- **Problem description**
Reproduce the records below in full and without edits, omitting images.

- **Material provided**
»»

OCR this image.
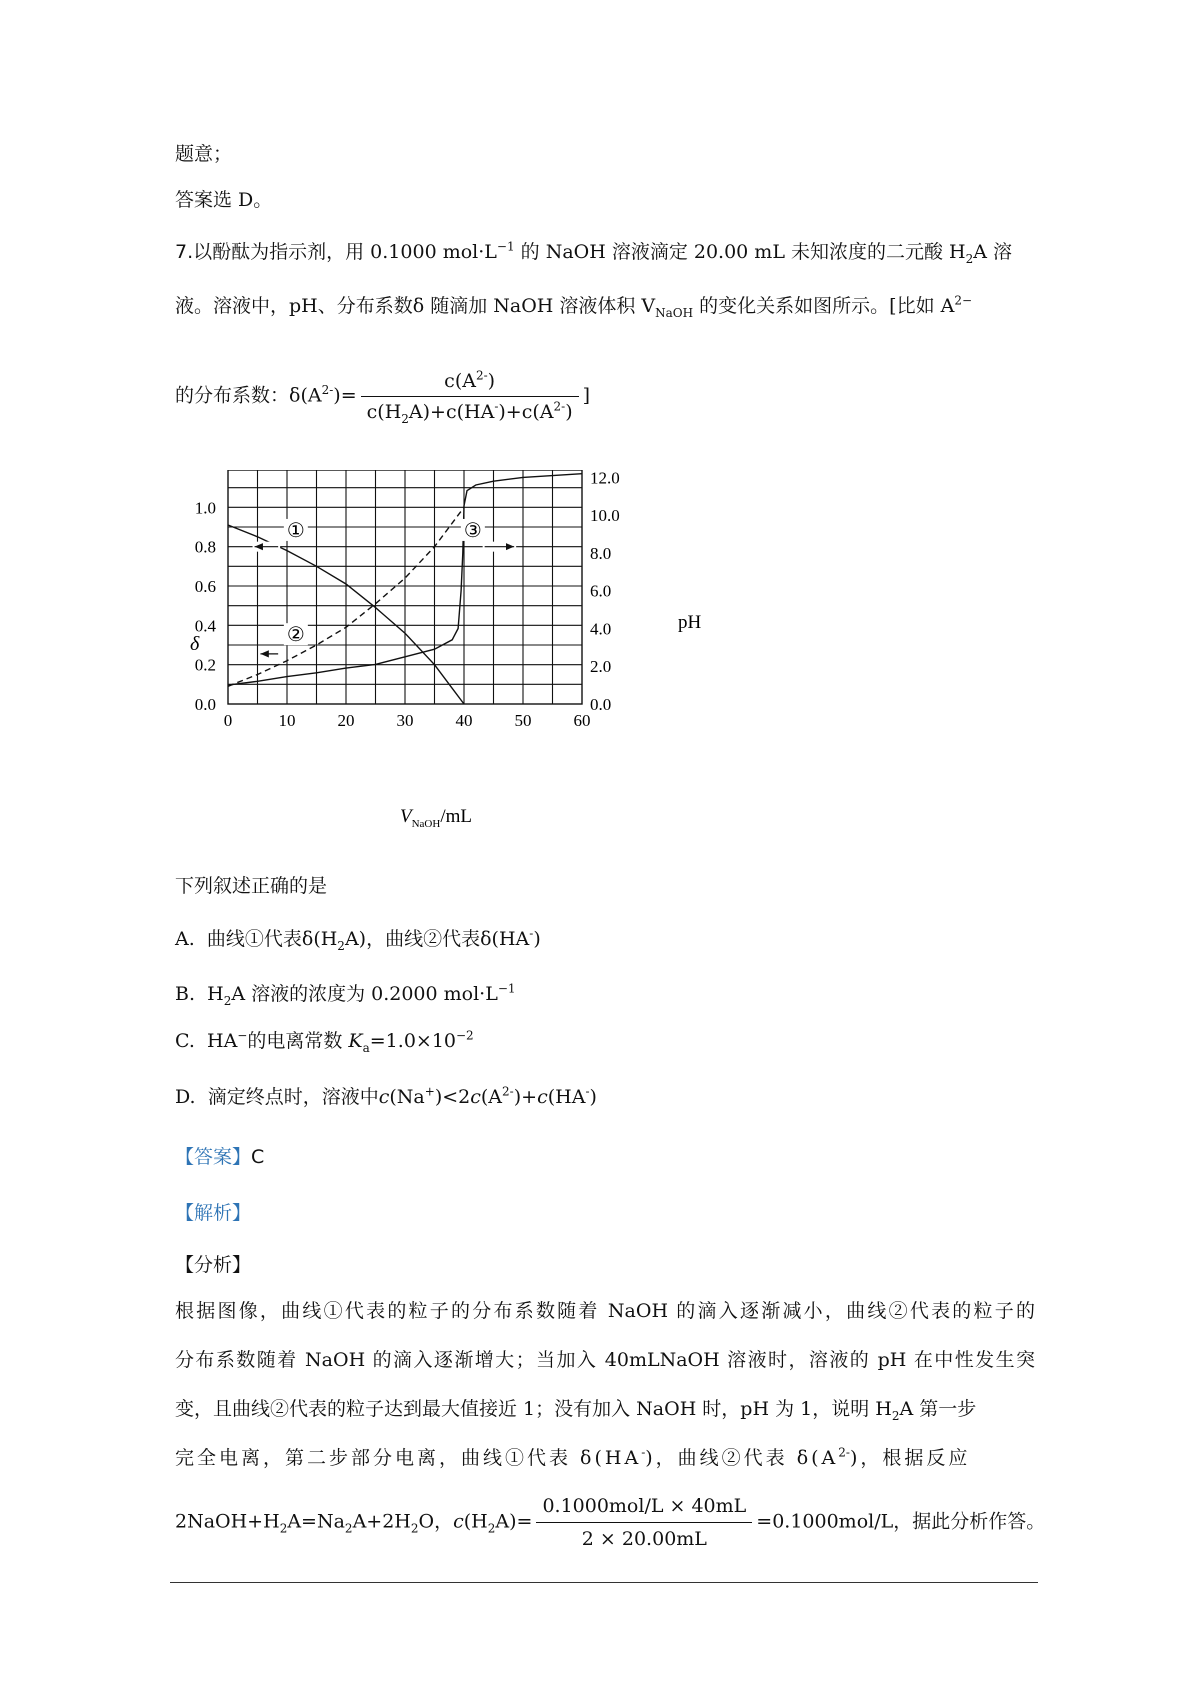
题意；
答案选 D。
7.以酚酞为指示剂，用 0.1000 $mol\cdot L^{-1}$ 的 NaOH 溶液滴定 20.00 mL 未知浓度的二元酸 $H_2A$ 溶
液。溶液中，pH、分布系数δ 随滴加 NaOH 溶液体积 $V_{NaOH}$ 的变化关系如图所示。[比如 $A^{2-}$
的分布系数：$\delta(A^{2-})= \frac{c(A^{2-})}{c(H_2A)+c(HA^-)+c(A^{2-})}$ ]
0	10 20 30 40 50 60
0.0
0.2
0.4
0.6
0.8
1.0
0.0
2.0
4.0
6.0
8.0
10.0
12.0
①
②
③
δ
pH
$V_{NaOH}/mL$
下列叙述正确的是
A. 曲线①代表$\delta(H_2A)$，曲线②代表δ(HA-)
B. $H_2A$ 溶液的浓度为 0.2000 $mol\cdot L^{-1}$
C. HA−的电离常数 $K_a=1.0\times 10^{-2}$
D. 滴定终点时，溶液中$c(Na^+)<2c(A^{2-})+c(HA^-)$
【答案】C
【解析】
【分析】
根据图像，曲线①代表的粒子的分布系数随着 NaOH 的滴入逐渐减小，曲线②代表的粒子的
分布系数随着 NaOH 的滴入逐渐增大；当加入 40mLNaOH 溶液时，溶液的 pH 在中性发生突
变，且曲线②代表的粒子达到最大值接近 1；没有加入 NaOH 时，pH 为 1，说明 $H_2A$ 第一步
完全电离，第二步部分电离，曲线①代表 δ(HA-)，曲线②代表 $\delta(A^{2-})$，根据反应
$2NaOH+H_2A=Na_2A+2H_2O$，$c(H_2A)= \frac{\text{0.1000mol/L × 40mL}}{2 \times 20.00mL} =0.1000mol/L$，据此分析作答。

««

- **Reply**
OCR this image.
题意；
答案选 D。
7.以酚酞为指示剂，用 0.1000 $mol\cdot L^{-1}$ 的 NaOH 溶液滴定 20.00 mL 未知浓度的二元酸 $H_2A$ 溶
液。溶液中，pH、分布系数δ 随滴加 NaOH 溶液体积 $V_{NaOH}$ 的变化关系如图所示。[比如 $A^{2-}$
的分布系数：$\delta(A^{2-})= \frac{c(A^{2-})}{c(H_2A)+c(HA^-)+c(A^{2-})}$ ]
0	10 20 30 40 50 60
0.0
0.2
0.4
0.6
0.8
1.0
0.0
2.0
4.0
6.0
8.0
10.0
12.0
①
②
③
δ
pH
$V_{NaOH}/mL$
下列叙述正确的是
A. 曲线①代表$\delta(H_2A)$，曲线②代表δ(HA-)
B. $H_2A$ 溶液的浓度为 0.2000 $mol\cdot L^{-1}$
C. HA−的电离常数 $K_a=1.0\times 10^{-2}$
D. 滴定终点时，溶液中$c(Na^+)<2c(A^{2-})+c(HA^-)$
【答案】C
【解析】
【分析】
根据图像，曲线①代表的粒子的分布系数随着 NaOH 的滴入逐渐减小，曲线②代表的粒子的
分布系数随着 NaOH 的滴入逐渐增大；当加入 40mLNaOH 溶液时，溶液的 pH 在中性发生突
变，且曲线②代表的粒子达到最大值接近 1；没有加入 NaOH 时，pH 为 1，说明 $H_2A$ 第一步
完全电离，第二步部分电离，曲线①代表 δ(HA-)，曲线②代表 $\delta(A^{2-})$，根据反应
$2NaOH+H_2A=Na_2A+2H_2O$，$c(H_2A)= \frac{\text{0.1000mol/L × 40mL}}{2 \times 20.00mL} =0.1000mol/L$，据此分析作答。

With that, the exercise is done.